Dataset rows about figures
◆ ◆ ◆ ◆ ◆ ◆ ◆
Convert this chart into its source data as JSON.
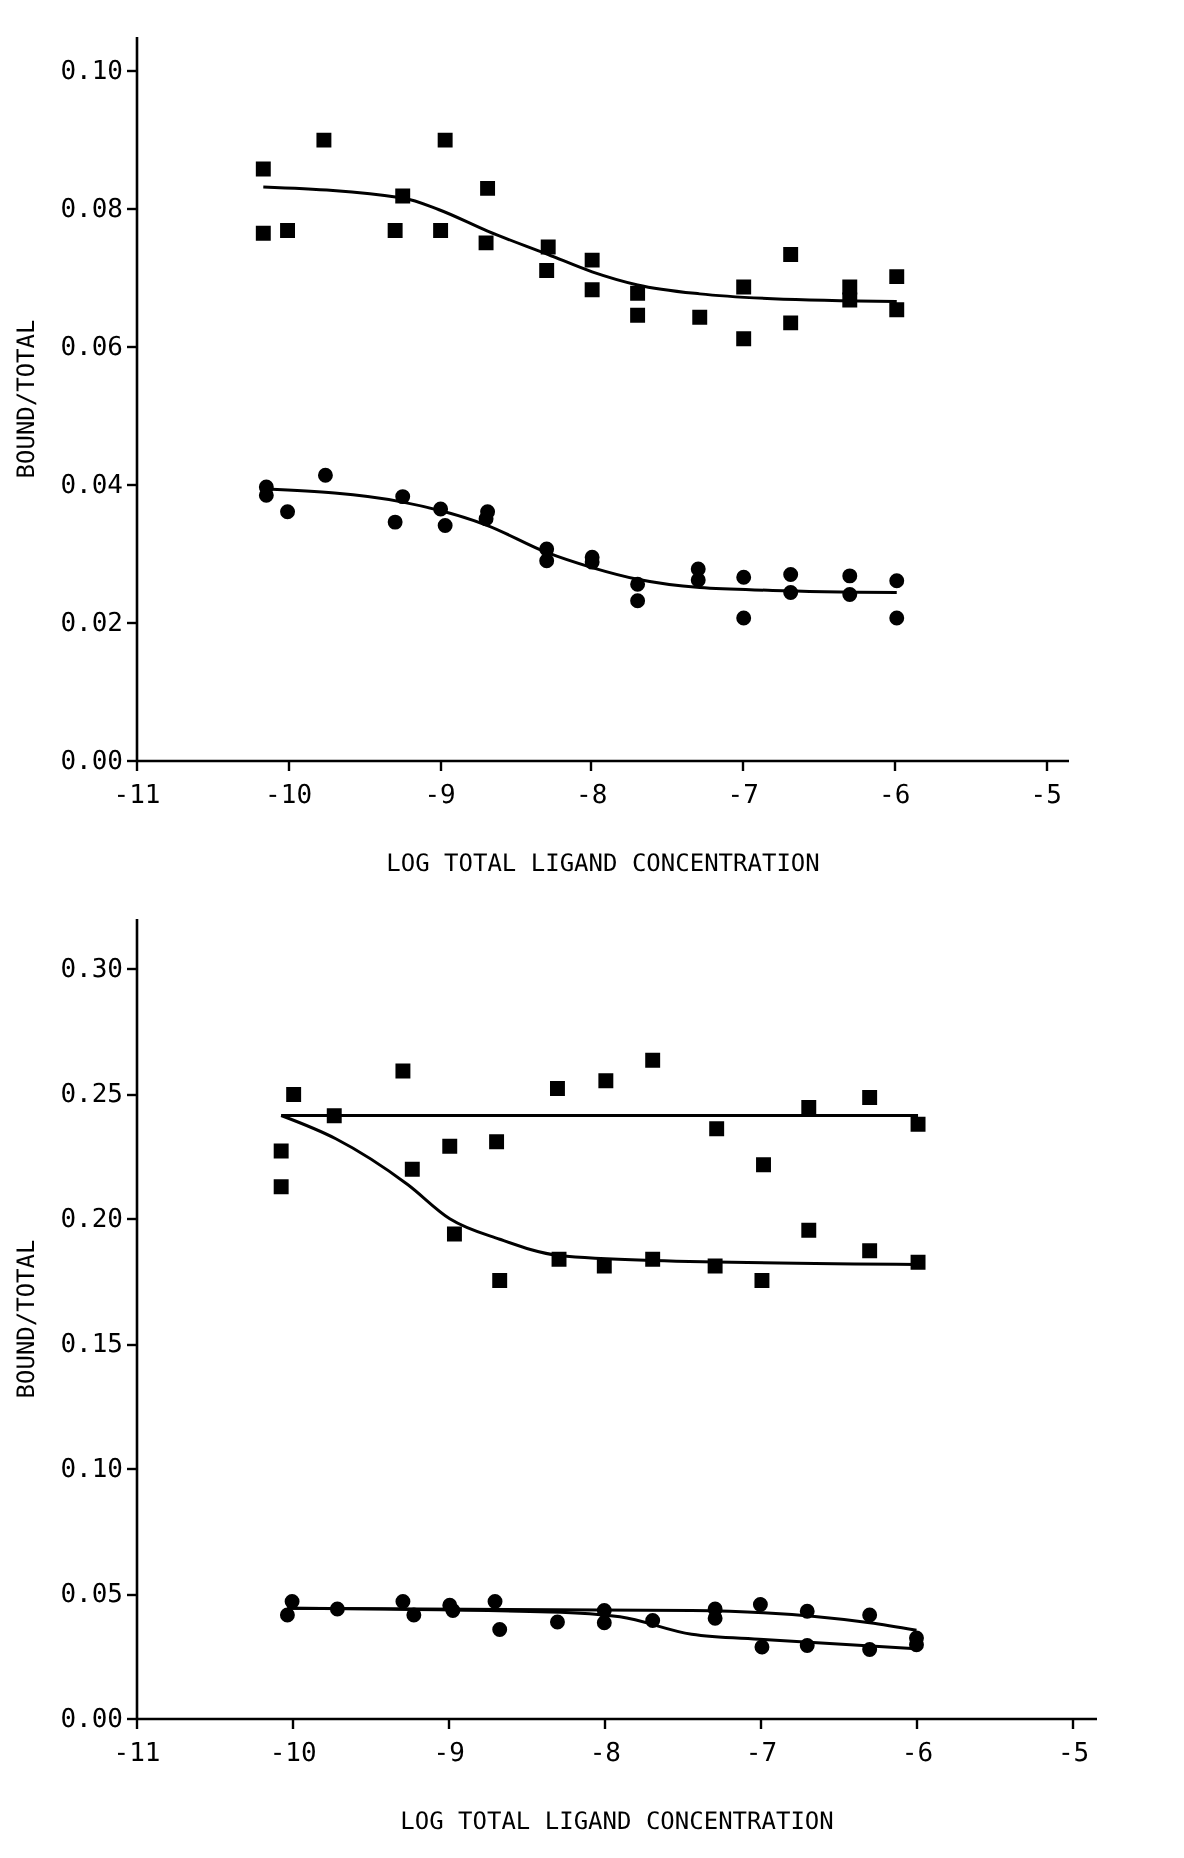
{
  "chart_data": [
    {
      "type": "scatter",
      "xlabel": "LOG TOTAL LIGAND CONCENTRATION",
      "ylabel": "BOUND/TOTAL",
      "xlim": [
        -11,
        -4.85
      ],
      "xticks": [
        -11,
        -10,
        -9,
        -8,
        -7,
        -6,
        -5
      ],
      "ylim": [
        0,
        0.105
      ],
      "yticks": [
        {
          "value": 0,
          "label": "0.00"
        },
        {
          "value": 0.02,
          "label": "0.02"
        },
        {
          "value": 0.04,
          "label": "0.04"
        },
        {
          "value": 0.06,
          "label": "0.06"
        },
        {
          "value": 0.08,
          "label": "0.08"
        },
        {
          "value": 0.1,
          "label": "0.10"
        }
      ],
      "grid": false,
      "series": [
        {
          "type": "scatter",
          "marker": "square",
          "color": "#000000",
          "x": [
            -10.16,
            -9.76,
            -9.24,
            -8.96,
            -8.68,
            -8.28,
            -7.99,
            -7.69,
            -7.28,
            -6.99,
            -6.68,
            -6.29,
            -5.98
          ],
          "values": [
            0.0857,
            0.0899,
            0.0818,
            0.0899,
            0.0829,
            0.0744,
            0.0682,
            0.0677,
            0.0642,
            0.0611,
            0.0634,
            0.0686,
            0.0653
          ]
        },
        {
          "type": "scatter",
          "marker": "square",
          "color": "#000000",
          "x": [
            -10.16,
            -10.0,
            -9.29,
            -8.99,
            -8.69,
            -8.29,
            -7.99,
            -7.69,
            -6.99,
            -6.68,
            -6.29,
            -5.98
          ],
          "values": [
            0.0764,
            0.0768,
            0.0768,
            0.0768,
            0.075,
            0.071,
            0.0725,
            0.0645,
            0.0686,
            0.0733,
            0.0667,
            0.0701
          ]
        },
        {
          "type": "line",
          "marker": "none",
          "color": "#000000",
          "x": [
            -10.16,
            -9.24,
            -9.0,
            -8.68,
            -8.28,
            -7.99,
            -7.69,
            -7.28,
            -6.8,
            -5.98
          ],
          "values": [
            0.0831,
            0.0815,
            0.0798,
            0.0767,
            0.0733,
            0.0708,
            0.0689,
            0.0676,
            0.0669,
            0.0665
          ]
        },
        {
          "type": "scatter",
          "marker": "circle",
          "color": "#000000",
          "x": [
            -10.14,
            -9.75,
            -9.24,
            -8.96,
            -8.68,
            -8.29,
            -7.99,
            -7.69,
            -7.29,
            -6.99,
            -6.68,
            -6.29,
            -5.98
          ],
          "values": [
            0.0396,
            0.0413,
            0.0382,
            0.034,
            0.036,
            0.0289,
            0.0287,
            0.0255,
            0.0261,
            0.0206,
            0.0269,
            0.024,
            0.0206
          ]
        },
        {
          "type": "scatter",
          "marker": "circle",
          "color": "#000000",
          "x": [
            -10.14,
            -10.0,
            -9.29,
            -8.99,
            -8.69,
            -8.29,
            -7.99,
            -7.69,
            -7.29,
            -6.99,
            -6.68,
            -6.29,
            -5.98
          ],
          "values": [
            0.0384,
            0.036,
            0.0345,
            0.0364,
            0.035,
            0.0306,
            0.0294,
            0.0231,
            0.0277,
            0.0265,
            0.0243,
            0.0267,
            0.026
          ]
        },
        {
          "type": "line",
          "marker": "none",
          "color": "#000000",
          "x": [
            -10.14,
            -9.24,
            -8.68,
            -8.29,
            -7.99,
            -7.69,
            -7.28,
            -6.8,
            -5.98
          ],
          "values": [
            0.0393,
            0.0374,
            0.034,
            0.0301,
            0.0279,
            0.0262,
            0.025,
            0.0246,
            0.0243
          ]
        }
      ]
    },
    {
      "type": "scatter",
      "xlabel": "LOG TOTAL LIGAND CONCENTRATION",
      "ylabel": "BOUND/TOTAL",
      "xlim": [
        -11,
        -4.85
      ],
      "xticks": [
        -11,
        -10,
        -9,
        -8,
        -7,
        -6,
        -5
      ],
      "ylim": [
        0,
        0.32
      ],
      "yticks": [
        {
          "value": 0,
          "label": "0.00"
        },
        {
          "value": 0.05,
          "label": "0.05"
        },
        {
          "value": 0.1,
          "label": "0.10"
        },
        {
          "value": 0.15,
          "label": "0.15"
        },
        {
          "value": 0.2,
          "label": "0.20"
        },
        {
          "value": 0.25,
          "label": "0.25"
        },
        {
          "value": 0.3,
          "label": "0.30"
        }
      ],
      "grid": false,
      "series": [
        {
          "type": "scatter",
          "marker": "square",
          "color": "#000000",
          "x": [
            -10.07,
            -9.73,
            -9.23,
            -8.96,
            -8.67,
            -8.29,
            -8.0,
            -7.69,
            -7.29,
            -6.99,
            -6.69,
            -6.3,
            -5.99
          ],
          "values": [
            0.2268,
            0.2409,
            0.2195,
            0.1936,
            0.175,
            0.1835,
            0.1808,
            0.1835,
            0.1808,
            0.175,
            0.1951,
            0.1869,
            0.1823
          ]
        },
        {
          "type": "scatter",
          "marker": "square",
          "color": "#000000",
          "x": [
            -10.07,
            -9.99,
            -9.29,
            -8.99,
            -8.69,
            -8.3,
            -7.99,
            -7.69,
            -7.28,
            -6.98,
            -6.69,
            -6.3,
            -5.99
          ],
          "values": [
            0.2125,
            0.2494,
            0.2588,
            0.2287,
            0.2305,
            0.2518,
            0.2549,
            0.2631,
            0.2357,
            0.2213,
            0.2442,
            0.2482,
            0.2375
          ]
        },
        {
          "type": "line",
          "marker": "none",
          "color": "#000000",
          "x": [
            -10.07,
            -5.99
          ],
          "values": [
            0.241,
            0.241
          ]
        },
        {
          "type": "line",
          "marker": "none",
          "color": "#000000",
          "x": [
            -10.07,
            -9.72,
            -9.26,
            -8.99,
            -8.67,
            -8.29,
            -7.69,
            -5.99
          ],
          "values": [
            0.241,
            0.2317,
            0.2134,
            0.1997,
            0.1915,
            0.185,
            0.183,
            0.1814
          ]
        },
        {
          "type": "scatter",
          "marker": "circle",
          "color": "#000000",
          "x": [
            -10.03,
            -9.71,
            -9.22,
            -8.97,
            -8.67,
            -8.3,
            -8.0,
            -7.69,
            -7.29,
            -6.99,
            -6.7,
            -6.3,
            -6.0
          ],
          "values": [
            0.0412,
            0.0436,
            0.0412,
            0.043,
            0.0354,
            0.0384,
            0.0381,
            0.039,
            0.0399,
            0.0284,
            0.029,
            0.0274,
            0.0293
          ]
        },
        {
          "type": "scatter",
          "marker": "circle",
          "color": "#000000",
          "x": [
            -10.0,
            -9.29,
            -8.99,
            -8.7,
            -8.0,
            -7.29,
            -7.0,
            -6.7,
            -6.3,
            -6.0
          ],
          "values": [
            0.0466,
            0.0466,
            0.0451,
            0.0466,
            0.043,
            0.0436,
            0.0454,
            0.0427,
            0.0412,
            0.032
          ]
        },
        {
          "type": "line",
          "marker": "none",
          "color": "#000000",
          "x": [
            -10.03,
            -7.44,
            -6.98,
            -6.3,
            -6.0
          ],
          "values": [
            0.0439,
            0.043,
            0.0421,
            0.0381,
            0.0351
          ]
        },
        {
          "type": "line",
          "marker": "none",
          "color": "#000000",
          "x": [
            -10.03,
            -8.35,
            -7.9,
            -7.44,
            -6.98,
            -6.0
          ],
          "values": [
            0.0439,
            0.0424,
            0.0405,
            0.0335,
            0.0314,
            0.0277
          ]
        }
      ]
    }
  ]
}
◆ ◆ ◆ ◆ ◆ ◆ ◆
Objective:
Transcribe the material as is, with images omitted.

Result of the exercise:
Convert this chart into its source data as JSON.
{
  "chart_data": [
    {
      "type": "scatter",
      "xlabel": "LOG TOTAL LIGAND CONCENTRATION",
      "ylabel": "BOUND/TOTAL",
      "xlim": [
        -11,
        -4.85
      ],
      "xticks": [
        -11,
        -10,
        -9,
        -8,
        -7,
        -6,
        -5
      ],
      "ylim": [
        0,
        0.105
      ],
      "yticks": [
        {
          "value": 0,
          "label": "0.00"
        },
        {
          "value": 0.02,
          "label": "0.02"
        },
        {
          "value": 0.04,
          "label": "0.04"
        },
        {
          "value": 0.06,
          "label": "0.06"
        },
        {
          "value": 0.08,
          "label": "0.08"
        },
        {
          "value": 0.1,
          "label": "0.10"
        }
      ],
      "grid": false,
      "series": [
        {
          "type": "scatter",
          "marker": "square",
          "color": "#000000",
          "x": [
            -10.16,
            -9.76,
            -9.24,
            -8.96,
            -8.68,
            -8.28,
            -7.99,
            -7.69,
            -7.28,
            -6.99,
            -6.68,
            -6.29,
            -5.98
          ],
          "values": [
            0.0857,
            0.0899,
            0.0818,
            0.0899,
            0.0829,
            0.0744,
            0.0682,
            0.0677,
            0.0642,
            0.0611,
            0.0634,
            0.0686,
            0.0653
          ]
        },
        {
          "type": "scatter",
          "marker": "square",
          "color": "#000000",
          "x": [
            -10.16,
            -10.0,
            -9.29,
            -8.99,
            -8.69,
            -8.29,
            -7.99,
            -7.69,
            -6.99,
            -6.68,
            -6.29,
            -5.98
          ],
          "values": [
            0.0764,
            0.0768,
            0.0768,
            0.0768,
            0.075,
            0.071,
            0.0725,
            0.0645,
            0.0686,
            0.0733,
            0.0667,
            0.0701
          ]
        },
        {
          "type": "line",
          "marker": "none",
          "color": "#000000",
          "x": [
            -10.16,
            -9.24,
            -9.0,
            -8.68,
            -8.28,
            -7.99,
            -7.69,
            -7.28,
            -6.8,
            -5.98
          ],
          "values": [
            0.0831,
            0.0815,
            0.0798,
            0.0767,
            0.0733,
            0.0708,
            0.0689,
            0.0676,
            0.0669,
            0.0665
          ]
        },
        {
          "type": "scatter",
          "marker": "circle",
          "color": "#000000",
          "x": [
            -10.14,
            -9.75,
            -9.24,
            -8.96,
            -8.68,
            -8.29,
            -7.99,
            -7.69,
            -7.29,
            -6.99,
            -6.68,
            -6.29,
            -5.98
          ],
          "values": [
            0.0396,
            0.0413,
            0.0382,
            0.034,
            0.036,
            0.0289,
            0.0287,
            0.0255,
            0.0261,
            0.0206,
            0.0269,
            0.024,
            0.0206
          ]
        },
        {
          "type": "scatter",
          "marker": "circle",
          "color": "#000000",
          "x": [
            -10.14,
            -10.0,
            -9.29,
            -8.99,
            -8.69,
            -8.29,
            -7.99,
            -7.69,
            -7.29,
            -6.99,
            -6.68,
            -6.29,
            -5.98
          ],
          "values": [
            0.0384,
            0.036,
            0.0345,
            0.0364,
            0.035,
            0.0306,
            0.0294,
            0.0231,
            0.0277,
            0.0265,
            0.0243,
            0.0267,
            0.026
          ]
        },
        {
          "type": "line",
          "marker": "none",
          "color": "#000000",
          "x": [
            -10.14,
            -9.24,
            -8.68,
            -8.29,
            -7.99,
            -7.69,
            -7.28,
            -6.8,
            -5.98
          ],
          "values": [
            0.0393,
            0.0374,
            0.034,
            0.0301,
            0.0279,
            0.0262,
            0.025,
            0.0246,
            0.0243
          ]
        }
      ]
    },
    {
      "type": "scatter",
      "xlabel": "LOG TOTAL LIGAND CONCENTRATION",
      "ylabel": "BOUND/TOTAL",
      "xlim": [
        -11,
        -4.85
      ],
      "xticks": [
        -11,
        -10,
        -9,
        -8,
        -7,
        -6,
        -5
      ],
      "ylim": [
        0,
        0.32
      ],
      "yticks": [
        {
          "value": 0,
          "label": "0.00"
        },
        {
          "value": 0.05,
          "label": "0.05"
        },
        {
          "value": 0.1,
          "label": "0.10"
        },
        {
          "value": 0.15,
          "label": "0.15"
        },
        {
          "value": 0.2,
          "label": "0.20"
        },
        {
          "value": 0.25,
          "label": "0.25"
        },
        {
          "value": 0.3,
          "label": "0.30"
        }
      ],
      "grid": false,
      "series": [
        {
          "type": "scatter",
          "marker": "square",
          "color": "#000000",
          "x": [
            -10.07,
            -9.73,
            -9.23,
            -8.96,
            -8.67,
            -8.29,
            -8.0,
            -7.69,
            -7.29,
            -6.99,
            -6.69,
            -6.3,
            -5.99
          ],
          "values": [
            0.2268,
            0.2409,
            0.2195,
            0.1936,
            0.175,
            0.1835,
            0.1808,
            0.1835,
            0.1808,
            0.175,
            0.1951,
            0.1869,
            0.1823
          ]
        },
        {
          "type": "scatter",
          "marker": "square",
          "color": "#000000",
          "x": [
            -10.07,
            -9.99,
            -9.29,
            -8.99,
            -8.69,
            -8.3,
            -7.99,
            -7.69,
            -7.28,
            -6.98,
            -6.69,
            -6.3,
            -5.99
          ],
          "values": [
            0.2125,
            0.2494,
            0.2588,
            0.2287,
            0.2305,
            0.2518,
            0.2549,
            0.2631,
            0.2357,
            0.2213,
            0.2442,
            0.2482,
            0.2375
          ]
        },
        {
          "type": "line",
          "marker": "none",
          "color": "#000000",
          "x": [
            -10.07,
            -5.99
          ],
          "values": [
            0.241,
            0.241
          ]
        },
        {
          "type": "line",
          "marker": "none",
          "color": "#000000",
          "x": [
            -10.07,
            -9.72,
            -9.26,
            -8.99,
            -8.67,
            -8.29,
            -7.69,
            -5.99
          ],
          "values": [
            0.241,
            0.2317,
            0.2134,
            0.1997,
            0.1915,
            0.185,
            0.183,
            0.1814
          ]
        },
        {
          "type": "scatter",
          "marker": "circle",
          "color": "#000000",
          "x": [
            -10.03,
            -9.71,
            -9.22,
            -8.97,
            -8.67,
            -8.3,
            -8.0,
            -7.69,
            -7.29,
            -6.99,
            -6.7,
            -6.3,
            -6.0
          ],
          "values": [
            0.0412,
            0.0436,
            0.0412,
            0.043,
            0.0354,
            0.0384,
            0.0381,
            0.039,
            0.0399,
            0.0284,
            0.029,
            0.0274,
            0.0293
          ]
        },
        {
          "type": "scatter",
          "marker": "circle",
          "color": "#000000",
          "x": [
            -10.0,
            -9.29,
            -8.99,
            -8.7,
            -8.0,
            -7.29,
            -7.0,
            -6.7,
            -6.3,
            -6.0
          ],
          "values": [
            0.0466,
            0.0466,
            0.0451,
            0.0466,
            0.043,
            0.0436,
            0.0454,
            0.0427,
            0.0412,
            0.032
          ]
        },
        {
          "type": "line",
          "marker": "none",
          "color": "#000000",
          "x": [
            -10.03,
            -7.44,
            -6.98,
            -6.3,
            -6.0
          ],
          "values": [
            0.0439,
            0.043,
            0.0421,
            0.0381,
            0.0351
          ]
        },
        {
          "type": "line",
          "marker": "none",
          "color": "#000000",
          "x": [
            -10.03,
            -8.35,
            -7.9,
            -7.44,
            -6.98,
            -6.0
          ],
          "values": [
            0.0439,
            0.0424,
            0.0405,
            0.0335,
            0.0314,
            0.0277
          ]
        }
      ]
    }
  ]
}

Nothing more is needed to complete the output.